(Data excerpts)

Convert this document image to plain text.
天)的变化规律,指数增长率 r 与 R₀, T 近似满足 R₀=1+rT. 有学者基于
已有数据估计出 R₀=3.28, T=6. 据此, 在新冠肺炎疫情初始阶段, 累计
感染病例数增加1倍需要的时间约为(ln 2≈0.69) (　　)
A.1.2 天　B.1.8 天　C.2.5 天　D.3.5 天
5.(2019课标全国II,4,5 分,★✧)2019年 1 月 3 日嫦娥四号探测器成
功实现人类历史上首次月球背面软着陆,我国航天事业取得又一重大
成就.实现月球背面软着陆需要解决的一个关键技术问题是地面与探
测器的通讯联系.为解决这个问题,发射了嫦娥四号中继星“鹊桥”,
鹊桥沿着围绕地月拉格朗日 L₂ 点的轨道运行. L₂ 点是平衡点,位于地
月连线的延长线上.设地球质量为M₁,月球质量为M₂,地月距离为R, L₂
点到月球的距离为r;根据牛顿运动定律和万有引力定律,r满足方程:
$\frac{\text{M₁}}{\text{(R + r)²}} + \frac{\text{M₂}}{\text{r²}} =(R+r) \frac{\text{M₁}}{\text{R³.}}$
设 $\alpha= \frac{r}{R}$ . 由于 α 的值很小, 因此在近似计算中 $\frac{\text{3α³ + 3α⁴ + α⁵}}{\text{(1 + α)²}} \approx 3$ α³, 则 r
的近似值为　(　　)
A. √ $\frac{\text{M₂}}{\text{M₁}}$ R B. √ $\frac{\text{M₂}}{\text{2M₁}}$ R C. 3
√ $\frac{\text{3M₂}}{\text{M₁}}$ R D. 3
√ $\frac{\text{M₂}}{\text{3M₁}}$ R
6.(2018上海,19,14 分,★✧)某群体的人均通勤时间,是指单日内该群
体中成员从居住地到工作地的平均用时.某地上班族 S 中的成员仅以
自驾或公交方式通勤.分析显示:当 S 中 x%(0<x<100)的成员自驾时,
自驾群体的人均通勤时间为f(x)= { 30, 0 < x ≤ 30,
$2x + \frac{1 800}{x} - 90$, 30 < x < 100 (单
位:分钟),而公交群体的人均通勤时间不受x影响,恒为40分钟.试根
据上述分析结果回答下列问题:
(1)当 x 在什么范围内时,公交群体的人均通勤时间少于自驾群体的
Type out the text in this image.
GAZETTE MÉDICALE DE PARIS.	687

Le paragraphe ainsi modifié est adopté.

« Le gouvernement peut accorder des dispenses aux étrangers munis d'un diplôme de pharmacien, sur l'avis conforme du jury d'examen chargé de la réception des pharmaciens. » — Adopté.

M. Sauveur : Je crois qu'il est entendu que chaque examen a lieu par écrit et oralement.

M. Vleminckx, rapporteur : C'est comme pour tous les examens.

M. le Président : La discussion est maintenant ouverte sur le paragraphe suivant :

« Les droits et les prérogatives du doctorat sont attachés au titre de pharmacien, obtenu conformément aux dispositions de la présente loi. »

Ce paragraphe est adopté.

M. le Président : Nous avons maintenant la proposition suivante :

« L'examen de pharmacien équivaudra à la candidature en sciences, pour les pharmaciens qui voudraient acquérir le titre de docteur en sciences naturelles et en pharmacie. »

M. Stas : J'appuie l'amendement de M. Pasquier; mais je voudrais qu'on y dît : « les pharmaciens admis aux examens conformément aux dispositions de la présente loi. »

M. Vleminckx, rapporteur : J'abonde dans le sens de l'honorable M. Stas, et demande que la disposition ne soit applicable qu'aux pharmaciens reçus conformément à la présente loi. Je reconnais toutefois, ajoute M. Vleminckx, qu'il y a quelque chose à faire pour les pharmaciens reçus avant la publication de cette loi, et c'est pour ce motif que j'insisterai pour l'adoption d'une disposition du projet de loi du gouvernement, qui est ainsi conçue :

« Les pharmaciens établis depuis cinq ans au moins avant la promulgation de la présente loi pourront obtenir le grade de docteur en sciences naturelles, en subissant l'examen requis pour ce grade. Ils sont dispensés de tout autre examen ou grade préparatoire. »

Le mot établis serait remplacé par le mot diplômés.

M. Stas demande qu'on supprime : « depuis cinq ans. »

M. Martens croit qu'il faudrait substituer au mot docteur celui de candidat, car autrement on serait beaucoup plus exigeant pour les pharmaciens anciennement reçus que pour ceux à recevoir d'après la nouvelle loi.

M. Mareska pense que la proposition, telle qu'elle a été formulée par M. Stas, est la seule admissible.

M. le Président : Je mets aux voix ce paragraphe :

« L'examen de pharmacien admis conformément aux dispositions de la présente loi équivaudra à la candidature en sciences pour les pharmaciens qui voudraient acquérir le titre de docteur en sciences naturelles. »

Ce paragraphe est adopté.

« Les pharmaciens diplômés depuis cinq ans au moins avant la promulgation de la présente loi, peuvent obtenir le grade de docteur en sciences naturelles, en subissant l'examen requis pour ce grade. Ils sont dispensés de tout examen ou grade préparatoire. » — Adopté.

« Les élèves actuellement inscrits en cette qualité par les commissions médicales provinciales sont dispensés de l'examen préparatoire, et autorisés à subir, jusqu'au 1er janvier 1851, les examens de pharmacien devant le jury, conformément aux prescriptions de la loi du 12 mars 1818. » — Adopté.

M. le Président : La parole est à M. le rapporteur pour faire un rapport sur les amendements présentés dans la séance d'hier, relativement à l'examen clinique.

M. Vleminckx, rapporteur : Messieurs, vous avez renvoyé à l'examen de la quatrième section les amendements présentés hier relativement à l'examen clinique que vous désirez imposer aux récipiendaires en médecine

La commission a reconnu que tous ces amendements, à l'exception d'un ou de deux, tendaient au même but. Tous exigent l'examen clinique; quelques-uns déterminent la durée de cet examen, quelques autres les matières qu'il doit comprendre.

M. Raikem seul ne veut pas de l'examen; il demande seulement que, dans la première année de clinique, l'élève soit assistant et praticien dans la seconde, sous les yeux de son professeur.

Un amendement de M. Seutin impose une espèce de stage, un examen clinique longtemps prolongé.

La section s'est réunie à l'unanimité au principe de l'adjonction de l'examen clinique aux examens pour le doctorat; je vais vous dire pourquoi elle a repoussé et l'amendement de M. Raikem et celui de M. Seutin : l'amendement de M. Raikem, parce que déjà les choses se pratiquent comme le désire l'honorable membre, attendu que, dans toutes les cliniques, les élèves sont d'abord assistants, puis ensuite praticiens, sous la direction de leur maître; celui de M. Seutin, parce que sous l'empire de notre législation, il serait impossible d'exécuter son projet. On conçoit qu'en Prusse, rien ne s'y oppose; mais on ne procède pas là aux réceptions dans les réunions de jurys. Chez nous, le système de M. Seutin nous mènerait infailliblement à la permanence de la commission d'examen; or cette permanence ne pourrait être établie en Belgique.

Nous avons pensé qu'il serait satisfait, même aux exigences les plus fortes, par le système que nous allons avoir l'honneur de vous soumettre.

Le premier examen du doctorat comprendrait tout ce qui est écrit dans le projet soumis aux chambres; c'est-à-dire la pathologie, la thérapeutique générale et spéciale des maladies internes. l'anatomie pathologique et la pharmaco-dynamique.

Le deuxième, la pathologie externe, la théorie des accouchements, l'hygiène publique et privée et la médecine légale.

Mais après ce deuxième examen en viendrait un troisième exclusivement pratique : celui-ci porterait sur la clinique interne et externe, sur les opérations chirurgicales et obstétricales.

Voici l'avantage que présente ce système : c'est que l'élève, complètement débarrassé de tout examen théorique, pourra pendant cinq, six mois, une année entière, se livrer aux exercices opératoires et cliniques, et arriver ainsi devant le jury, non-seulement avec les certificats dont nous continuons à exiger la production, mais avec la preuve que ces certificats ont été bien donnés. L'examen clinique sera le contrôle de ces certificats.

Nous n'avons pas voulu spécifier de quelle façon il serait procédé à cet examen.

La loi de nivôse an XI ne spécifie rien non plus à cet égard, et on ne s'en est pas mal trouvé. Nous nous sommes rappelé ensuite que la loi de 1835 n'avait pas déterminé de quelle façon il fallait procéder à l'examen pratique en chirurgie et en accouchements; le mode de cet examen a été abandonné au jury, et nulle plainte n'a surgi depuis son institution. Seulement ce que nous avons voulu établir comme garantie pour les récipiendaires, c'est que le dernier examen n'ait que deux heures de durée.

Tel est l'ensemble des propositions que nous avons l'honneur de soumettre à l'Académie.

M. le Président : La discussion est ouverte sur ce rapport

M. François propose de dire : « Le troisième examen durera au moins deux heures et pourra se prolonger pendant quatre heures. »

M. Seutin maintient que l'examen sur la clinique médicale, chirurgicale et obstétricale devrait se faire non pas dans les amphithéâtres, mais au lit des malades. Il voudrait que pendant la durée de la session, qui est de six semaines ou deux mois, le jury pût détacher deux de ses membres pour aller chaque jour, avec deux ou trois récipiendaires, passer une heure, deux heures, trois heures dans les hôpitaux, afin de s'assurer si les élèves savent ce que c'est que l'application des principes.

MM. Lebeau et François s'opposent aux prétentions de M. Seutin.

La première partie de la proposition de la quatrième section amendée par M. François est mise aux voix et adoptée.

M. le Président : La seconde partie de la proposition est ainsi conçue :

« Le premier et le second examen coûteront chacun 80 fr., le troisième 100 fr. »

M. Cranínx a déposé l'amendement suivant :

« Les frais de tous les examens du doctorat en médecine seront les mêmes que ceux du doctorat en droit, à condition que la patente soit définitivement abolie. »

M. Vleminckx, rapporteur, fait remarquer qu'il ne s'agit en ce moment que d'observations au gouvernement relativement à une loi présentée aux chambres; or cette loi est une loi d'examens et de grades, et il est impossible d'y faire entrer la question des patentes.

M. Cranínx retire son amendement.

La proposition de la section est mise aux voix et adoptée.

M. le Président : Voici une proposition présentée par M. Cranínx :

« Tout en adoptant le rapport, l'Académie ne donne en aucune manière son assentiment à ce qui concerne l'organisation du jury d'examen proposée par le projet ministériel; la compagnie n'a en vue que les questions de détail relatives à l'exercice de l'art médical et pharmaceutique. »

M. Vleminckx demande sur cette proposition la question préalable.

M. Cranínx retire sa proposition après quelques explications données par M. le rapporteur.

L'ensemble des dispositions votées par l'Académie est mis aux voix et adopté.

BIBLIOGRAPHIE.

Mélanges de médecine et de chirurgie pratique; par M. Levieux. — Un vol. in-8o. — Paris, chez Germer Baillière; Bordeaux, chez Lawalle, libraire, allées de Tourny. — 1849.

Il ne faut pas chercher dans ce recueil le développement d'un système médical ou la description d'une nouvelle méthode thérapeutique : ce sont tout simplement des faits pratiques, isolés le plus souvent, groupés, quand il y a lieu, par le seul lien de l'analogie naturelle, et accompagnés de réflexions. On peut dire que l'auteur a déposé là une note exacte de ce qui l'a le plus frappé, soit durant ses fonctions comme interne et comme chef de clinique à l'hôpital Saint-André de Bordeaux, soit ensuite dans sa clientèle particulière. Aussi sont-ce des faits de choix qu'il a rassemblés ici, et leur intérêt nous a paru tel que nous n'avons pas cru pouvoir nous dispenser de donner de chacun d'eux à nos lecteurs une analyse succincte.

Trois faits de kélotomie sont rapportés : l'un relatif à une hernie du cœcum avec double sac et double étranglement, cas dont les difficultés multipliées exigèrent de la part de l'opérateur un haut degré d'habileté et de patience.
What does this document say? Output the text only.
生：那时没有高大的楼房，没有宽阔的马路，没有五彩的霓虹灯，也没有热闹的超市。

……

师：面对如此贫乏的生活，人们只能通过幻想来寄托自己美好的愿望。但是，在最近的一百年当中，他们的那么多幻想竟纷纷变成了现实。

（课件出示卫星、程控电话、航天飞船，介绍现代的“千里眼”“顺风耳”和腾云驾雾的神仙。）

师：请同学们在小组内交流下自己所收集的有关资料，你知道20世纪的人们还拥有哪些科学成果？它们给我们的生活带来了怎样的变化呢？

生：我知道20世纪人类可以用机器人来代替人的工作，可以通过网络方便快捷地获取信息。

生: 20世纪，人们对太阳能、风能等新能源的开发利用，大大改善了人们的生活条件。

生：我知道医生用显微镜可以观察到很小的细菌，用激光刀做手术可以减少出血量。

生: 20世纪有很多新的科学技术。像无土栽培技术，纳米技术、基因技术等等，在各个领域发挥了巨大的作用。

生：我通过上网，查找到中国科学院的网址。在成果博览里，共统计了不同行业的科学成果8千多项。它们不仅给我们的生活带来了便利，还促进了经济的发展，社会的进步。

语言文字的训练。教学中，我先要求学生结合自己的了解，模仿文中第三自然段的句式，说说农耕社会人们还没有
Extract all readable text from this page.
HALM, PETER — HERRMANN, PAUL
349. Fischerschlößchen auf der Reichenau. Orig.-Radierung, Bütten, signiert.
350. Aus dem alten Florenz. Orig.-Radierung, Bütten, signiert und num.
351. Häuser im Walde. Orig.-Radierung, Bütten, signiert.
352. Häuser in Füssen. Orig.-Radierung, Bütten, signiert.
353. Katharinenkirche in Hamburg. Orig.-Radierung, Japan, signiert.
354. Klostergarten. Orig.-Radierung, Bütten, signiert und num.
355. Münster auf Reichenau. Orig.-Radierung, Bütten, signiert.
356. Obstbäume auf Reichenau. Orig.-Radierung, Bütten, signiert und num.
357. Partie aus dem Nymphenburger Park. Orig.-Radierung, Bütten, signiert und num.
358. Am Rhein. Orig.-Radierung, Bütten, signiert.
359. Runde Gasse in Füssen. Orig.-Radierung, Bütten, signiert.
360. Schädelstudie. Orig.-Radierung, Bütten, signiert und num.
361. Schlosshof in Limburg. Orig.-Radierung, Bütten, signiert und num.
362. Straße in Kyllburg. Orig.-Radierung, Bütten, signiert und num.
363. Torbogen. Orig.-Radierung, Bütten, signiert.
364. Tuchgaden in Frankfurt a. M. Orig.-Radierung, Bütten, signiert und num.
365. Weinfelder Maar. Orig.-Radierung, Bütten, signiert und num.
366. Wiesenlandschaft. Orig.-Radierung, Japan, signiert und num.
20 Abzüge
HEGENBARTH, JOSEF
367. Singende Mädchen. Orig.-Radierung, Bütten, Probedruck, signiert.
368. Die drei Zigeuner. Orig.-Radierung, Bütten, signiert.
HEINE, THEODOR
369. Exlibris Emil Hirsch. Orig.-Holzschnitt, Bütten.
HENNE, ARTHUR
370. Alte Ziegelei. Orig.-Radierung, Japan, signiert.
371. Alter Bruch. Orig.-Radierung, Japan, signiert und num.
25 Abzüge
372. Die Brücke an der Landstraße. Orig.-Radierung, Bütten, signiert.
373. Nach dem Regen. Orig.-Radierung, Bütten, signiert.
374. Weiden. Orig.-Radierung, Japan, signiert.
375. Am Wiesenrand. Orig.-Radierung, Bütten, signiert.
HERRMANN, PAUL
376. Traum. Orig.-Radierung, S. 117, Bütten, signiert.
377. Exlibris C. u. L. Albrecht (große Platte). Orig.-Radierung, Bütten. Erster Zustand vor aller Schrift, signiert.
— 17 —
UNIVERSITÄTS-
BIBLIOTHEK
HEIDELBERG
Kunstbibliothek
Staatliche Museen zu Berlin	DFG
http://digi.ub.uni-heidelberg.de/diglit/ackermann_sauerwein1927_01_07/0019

### Exercise aim:
Copy all lines from the material that contain "hier".

### Correct answer:
M. le Président : La parole est à M. le rapporteur pour faire un rapport sur les amendements présentés dans la séance d'hier, relativement à l'examen clinique.
M. Vleminckx, rapporteur : Messieurs, vous avez renvoyé à l'examen de la quatrième section les amendements présentés hier relativement à l'examen clinique que vous désirez imposer aux récipiendaires en médecine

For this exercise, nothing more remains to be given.